Task instructions: The material below should be written out in full and exactly; pictures stay out of the copy.

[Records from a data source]
────

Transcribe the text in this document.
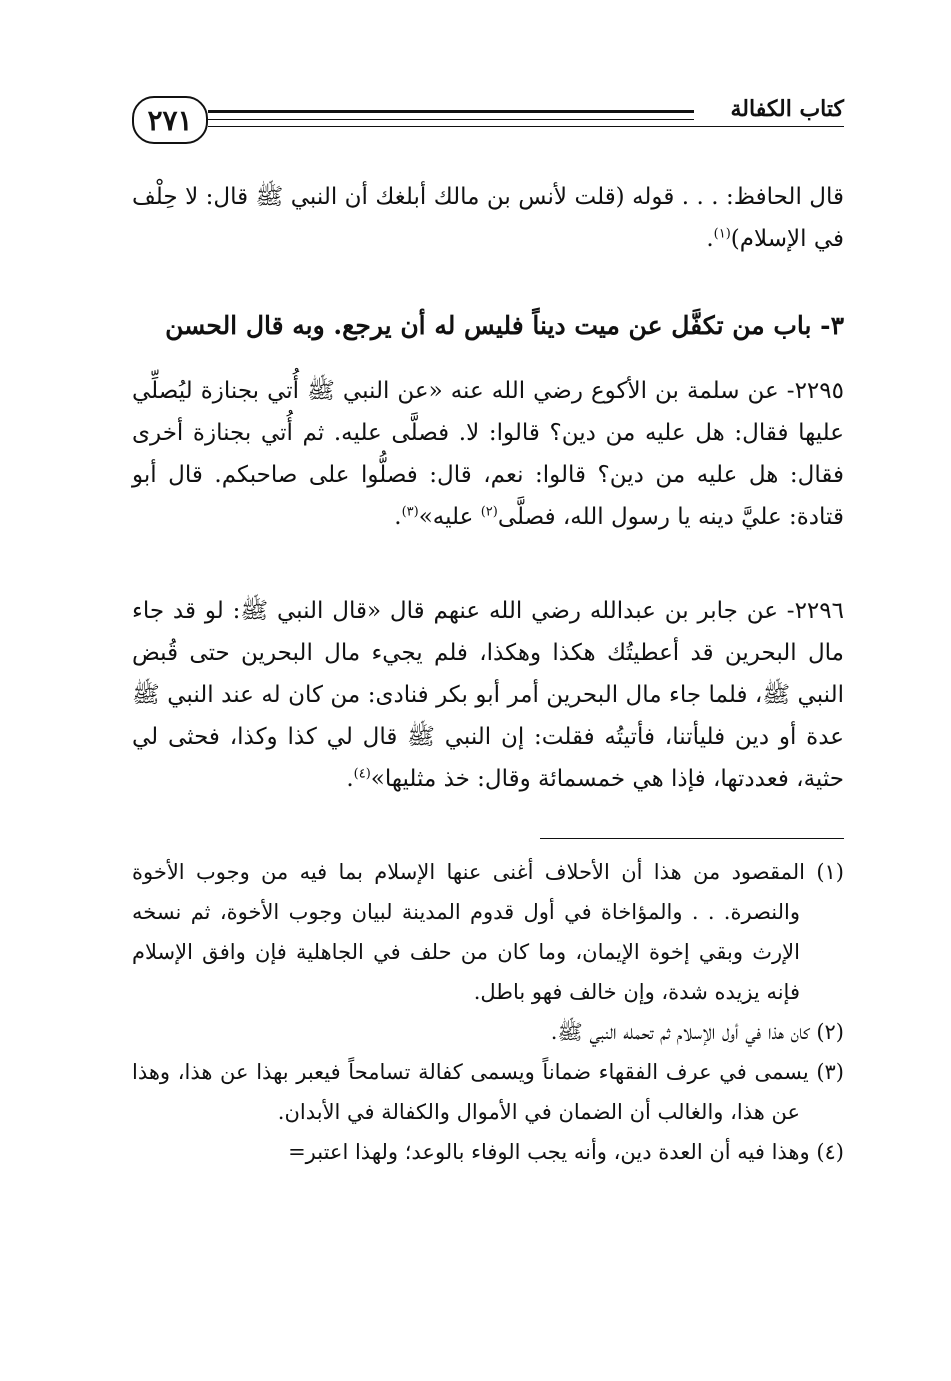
٢٧١	كتاب الكفالة
قال الحافظ: . . . قوله (قلت لأنس بن مالك أبلغك أن النبي ﷺ قال: لا حِلْف في الإسلام)$^{(١)}$.
٣- باب من تكفَّل عن ميت ديناً فليس له أن يرجع. وبه قال الحسن
٢٢٩٥- عن سلمة بن الأكوع رضي الله عنه «عن النبي ﷺ أُتي بجنازة ليُصلِّي عليها فقال: هل عليه من دين؟ قالوا: لا. فصلَّى عليه. ثم أُتي بجنازة أخرى فقال: هل عليه من دين؟ قالوا: نعم، قال: فصلُّوا على صاحبكم. قال أبو قتادة: عليَّ دينه يا رسول الله، فصلَّى$^{(٢)}$ عليه»$^{(٣)}$.
٢٢٩٦- عن جابر بن عبدالله رضي الله عنهم قال «قال النبي ﷺ: لو قد جاء مال البحرين قد أعطيتُك هكذا وهكذا، فلم يجيء مال البحرين حتى قُبض النبي ﷺ، فلما جاء مال البحرين أمر أبو بكر فنادى: من كان له عند النبي ﷺ عدة أو دين فليأتنا، فأتيتُه فقلت: إن النبي ﷺ قال لي كذا وكذا، فحثى لي حثية، فعددتها، فإذا هي خمسمائة وقال: خذ مثليها»$^{(٤)}$.

(١) المقصود من هذا أن الأحلاف أغنى عنها الإسلام بما فيه من وجوب الأخوة والنصرة. . . والمؤاخاة في أول قدوم المدينة لبيان وجوب الأخوة، ثم نسخه الإرث وبقي إخوة الإيمان، وما كان من حلف في الجاهلية فإن وافق الإسلام فإنه يزيده شدة، وإن خالف فهو باطل.

(٢) كان هذا في أول الإسلام ثم تحمله النبي ﷺ.

(٣) يسمى في عرف الفقهاء ضماناً ويسمى كفالة تسامحاً فيعبر بهذا عن هذا، وهذا عن هذا، والغالب أن الضمان في الأموال والكفالة في الأبدان.

(٤) وهذا فيه أن العدة دين، وأنه يجب الوفاء بالوعد؛ ولهذا اعتبر=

────

Reply to the task:
Transcribe the text in this document.
٢٧١	كتاب الكفالة
قال الحافظ: . . . قوله (قلت لأنس بن مالك أبلغك أن النبي ﷺ قال: لا حِلْف في الإسلام)$^{(١)}$.
٣- باب من تكفَّل عن ميت ديناً فليس له أن يرجع. وبه قال الحسن
٢٢٩٥- عن سلمة بن الأكوع رضي الله عنه «عن النبي ﷺ أُتي بجنازة ليُصلِّي عليها فقال: هل عليه من دين؟ قالوا: لا. فصلَّى عليه. ثم أُتي بجنازة أخرى فقال: هل عليه من دين؟ قالوا: نعم، قال: فصلُّوا على صاحبكم. قال أبو قتادة: عليَّ دينه يا رسول الله، فصلَّى$^{(٢)}$ عليه»$^{(٣)}$.
٢٢٩٦- عن جابر بن عبدالله رضي الله عنهم قال «قال النبي ﷺ: لو قد جاء مال البحرين قد أعطيتُك هكذا وهكذا، فلم يجيء مال البحرين حتى قُبض النبي ﷺ، فلما جاء مال البحرين أمر أبو بكر فنادى: من كان له عند النبي ﷺ عدة أو دين فليأتنا، فأتيتُه فقلت: إن النبي ﷺ قال لي كذا وكذا، فحثى لي حثية، فعددتها، فإذا هي خمسمائة وقال: خذ مثليها»$^{(٤)}$.

(١) المقصود من هذا أن الأحلاف أغنى عنها الإسلام بما فيه من وجوب الأخوة والنصرة. . . والمؤاخاة في أول قدوم المدينة لبيان وجوب الأخوة، ثم نسخه الإرث وبقي إخوة الإيمان، وما كان من حلف في الجاهلية فإن وافق الإسلام فإنه يزيده شدة، وإن خالف فهو باطل.

(٢) كان هذا في أول الإسلام ثم تحمله النبي ﷺ.

(٣) يسمى في عرف الفقهاء ضماناً ويسمى كفالة تسامحاً فيعبر بهذا عن هذا، وهذا عن هذا، والغالب أن الضمان في الأموال والكفالة في الأبدان.

(٤) وهذا فيه أن العدة دين، وأنه يجب الوفاء بالوعد؛ ولهذا اعتبر=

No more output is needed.